**Exercise description:**
The answer is one number: how many lines hold the string "direction".

____

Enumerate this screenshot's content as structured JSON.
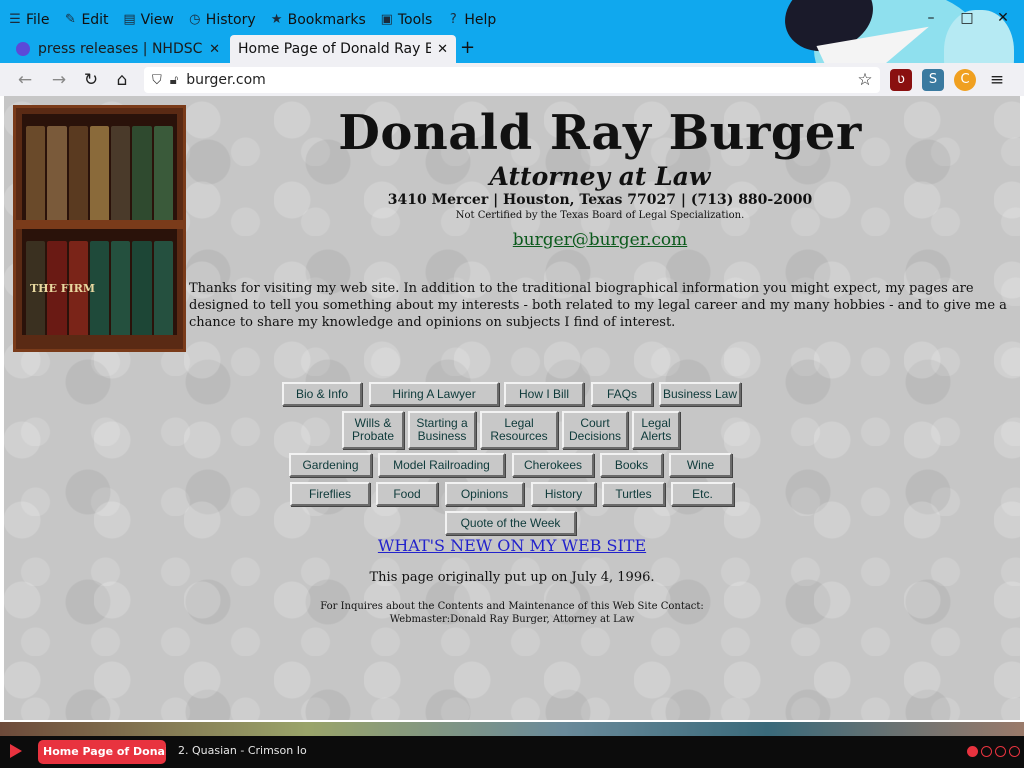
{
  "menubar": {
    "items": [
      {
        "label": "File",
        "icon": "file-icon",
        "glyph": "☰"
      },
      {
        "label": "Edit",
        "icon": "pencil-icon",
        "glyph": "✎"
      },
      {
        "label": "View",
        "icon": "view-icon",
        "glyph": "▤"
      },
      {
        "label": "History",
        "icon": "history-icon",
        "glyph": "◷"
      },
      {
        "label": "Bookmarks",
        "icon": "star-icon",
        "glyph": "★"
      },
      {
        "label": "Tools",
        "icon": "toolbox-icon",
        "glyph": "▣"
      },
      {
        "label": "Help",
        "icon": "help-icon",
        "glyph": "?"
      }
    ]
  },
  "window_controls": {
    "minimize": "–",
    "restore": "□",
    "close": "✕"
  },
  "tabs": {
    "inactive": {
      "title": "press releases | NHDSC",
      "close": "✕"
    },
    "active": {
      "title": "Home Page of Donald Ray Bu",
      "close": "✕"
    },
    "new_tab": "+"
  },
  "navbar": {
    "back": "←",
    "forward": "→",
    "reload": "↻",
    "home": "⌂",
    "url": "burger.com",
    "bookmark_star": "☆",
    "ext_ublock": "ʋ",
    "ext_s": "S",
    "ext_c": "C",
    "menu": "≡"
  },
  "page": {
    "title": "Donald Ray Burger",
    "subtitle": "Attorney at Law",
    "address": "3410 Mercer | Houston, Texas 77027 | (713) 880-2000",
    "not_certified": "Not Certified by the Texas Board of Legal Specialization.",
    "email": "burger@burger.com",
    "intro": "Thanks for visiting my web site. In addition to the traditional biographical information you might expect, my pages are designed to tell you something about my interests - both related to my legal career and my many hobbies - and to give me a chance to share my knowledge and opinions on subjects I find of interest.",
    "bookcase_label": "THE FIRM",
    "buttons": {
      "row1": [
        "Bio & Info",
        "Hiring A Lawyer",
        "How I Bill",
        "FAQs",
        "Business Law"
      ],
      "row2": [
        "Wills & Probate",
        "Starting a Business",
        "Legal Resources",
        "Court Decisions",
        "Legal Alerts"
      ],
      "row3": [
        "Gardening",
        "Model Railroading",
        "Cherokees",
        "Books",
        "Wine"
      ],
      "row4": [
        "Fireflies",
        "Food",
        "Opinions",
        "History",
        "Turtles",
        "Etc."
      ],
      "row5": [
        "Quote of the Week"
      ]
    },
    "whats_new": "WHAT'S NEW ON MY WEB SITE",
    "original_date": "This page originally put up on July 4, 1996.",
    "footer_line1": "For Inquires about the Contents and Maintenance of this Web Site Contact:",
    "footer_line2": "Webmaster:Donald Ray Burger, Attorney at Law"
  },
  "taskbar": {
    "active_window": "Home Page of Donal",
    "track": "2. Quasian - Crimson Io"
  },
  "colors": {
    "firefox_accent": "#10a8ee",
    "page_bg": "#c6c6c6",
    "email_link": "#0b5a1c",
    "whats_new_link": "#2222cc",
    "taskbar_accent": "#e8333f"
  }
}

____

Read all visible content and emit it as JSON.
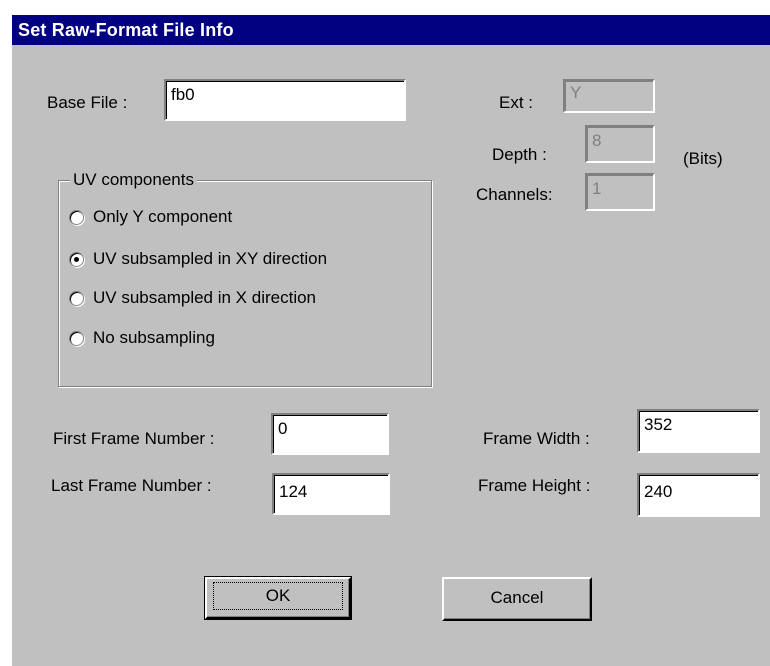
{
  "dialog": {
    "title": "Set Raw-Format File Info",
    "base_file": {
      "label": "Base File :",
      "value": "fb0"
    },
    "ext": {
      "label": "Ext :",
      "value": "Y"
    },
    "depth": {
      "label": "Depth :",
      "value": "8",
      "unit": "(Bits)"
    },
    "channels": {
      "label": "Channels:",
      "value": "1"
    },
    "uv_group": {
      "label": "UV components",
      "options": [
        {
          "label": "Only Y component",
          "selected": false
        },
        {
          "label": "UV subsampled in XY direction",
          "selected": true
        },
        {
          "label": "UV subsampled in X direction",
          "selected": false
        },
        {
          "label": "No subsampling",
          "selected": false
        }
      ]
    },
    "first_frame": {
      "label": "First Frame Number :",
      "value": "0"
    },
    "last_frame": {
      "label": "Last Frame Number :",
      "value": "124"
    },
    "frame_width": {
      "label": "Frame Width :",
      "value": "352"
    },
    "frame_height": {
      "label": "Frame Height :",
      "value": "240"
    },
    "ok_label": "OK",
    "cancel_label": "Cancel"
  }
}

____

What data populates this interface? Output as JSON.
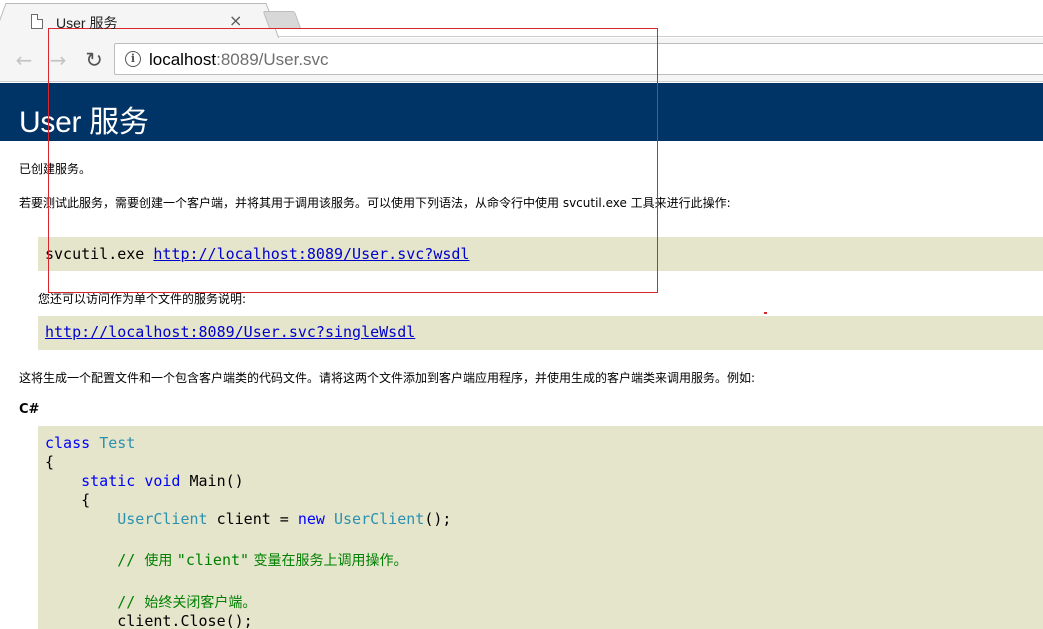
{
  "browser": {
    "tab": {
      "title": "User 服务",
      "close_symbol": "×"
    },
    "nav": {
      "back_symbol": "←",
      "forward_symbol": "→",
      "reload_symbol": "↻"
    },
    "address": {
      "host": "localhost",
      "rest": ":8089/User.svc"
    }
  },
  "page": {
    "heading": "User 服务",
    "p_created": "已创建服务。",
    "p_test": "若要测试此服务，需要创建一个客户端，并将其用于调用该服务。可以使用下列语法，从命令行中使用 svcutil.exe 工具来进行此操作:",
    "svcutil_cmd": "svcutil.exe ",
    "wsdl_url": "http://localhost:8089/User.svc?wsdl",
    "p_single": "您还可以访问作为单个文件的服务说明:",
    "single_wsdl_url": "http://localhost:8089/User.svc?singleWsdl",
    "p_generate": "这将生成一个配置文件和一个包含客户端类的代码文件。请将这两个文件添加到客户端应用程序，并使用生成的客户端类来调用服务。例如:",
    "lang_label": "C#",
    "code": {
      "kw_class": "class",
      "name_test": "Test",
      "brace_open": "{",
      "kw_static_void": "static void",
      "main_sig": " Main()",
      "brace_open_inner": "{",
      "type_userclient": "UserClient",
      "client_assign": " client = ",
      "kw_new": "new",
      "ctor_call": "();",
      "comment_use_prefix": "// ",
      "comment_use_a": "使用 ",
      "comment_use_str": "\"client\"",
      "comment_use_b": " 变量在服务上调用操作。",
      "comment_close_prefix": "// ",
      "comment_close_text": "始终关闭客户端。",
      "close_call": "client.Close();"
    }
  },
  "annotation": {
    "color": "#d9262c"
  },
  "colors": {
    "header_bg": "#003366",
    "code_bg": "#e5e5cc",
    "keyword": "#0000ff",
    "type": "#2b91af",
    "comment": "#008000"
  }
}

____

**Response:**
2